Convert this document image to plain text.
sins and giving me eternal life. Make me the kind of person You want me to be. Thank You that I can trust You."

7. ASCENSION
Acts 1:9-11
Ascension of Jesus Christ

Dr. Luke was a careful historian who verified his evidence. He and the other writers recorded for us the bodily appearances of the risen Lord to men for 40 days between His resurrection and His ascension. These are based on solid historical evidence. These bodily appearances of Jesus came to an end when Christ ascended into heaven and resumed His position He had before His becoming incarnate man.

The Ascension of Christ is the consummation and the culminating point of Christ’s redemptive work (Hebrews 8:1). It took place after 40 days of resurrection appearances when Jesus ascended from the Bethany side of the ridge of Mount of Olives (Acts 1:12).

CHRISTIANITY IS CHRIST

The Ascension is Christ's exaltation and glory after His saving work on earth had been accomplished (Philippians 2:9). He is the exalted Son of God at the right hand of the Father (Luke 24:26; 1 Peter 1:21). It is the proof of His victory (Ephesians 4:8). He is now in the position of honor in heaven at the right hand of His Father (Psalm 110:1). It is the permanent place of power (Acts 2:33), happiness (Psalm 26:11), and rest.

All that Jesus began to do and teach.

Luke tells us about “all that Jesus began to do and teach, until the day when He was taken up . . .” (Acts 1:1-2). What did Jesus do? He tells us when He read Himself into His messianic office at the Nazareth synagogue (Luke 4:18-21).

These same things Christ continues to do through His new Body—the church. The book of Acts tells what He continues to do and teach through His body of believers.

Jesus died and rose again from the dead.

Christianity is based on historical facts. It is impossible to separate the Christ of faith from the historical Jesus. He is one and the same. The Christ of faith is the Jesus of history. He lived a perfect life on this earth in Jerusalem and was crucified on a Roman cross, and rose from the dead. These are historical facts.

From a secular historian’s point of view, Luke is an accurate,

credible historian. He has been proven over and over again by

********************

* _Aim of the exercise_
Print the material verbatim, all of it.

* _Task solution_
Convert this document image to plain text.
sins and giving me eternal life. Make me the kind of person You want me to be. Thank You that I can trust You."

7. ASCENSION
Acts 1:9-11
Ascension of Jesus Christ

Dr. Luke was a careful historian who verified his evidence. He and the other writers recorded for us the bodily appearances of the risen Lord to men for 40 days between His resurrection and His ascension. These are based on solid historical evidence. These bodily appearances of Jesus came to an end when Christ ascended into heaven and resumed His position He had before His becoming incarnate man.

The Ascension of Christ is the consummation and the culminating point of Christ’s redemptive work (Hebrews 8:1). It took place after 40 days of resurrection appearances when Jesus ascended from the Bethany side of the ridge of Mount of Olives (Acts 1:12).

CHRISTIANITY IS CHRIST

The Ascension is Christ's exaltation and glory after His saving work on earth had been accomplished (Philippians 2:9). He is the exalted Son of God at the right hand of the Father (Luke 24:26; 1 Peter 1:21). It is the proof of His victory (Ephesians 4:8). He is now in the position of honor in heaven at the right hand of His Father (Psalm 110:1). It is the permanent place of power (Acts 2:33), happiness (Psalm 26:11), and rest.

All that Jesus began to do and teach.

Luke tells us about “all that Jesus began to do and teach, until the day when He was taken up . . .” (Acts 1:1-2). What did Jesus do? He tells us when He read Himself into His messianic office at the Nazareth synagogue (Luke 4:18-21).

These same things Christ continues to do through His new Body—the church. The book of Acts tells what He continues to do and teach through His body of believers.

Jesus died and rose again from the dead.

Christianity is based on historical facts. It is impossible to separate the Christ of faith from the historical Jesus. He is one and the same. The Christ of faith is the Jesus of history. He lived a perfect life on this earth in Jerusalem and was crucified on a Roman cross, and rose from the dead. These are historical facts.

From a secular historian’s point of view, Luke is an accurate,

credible historian. He has been proven over and over again by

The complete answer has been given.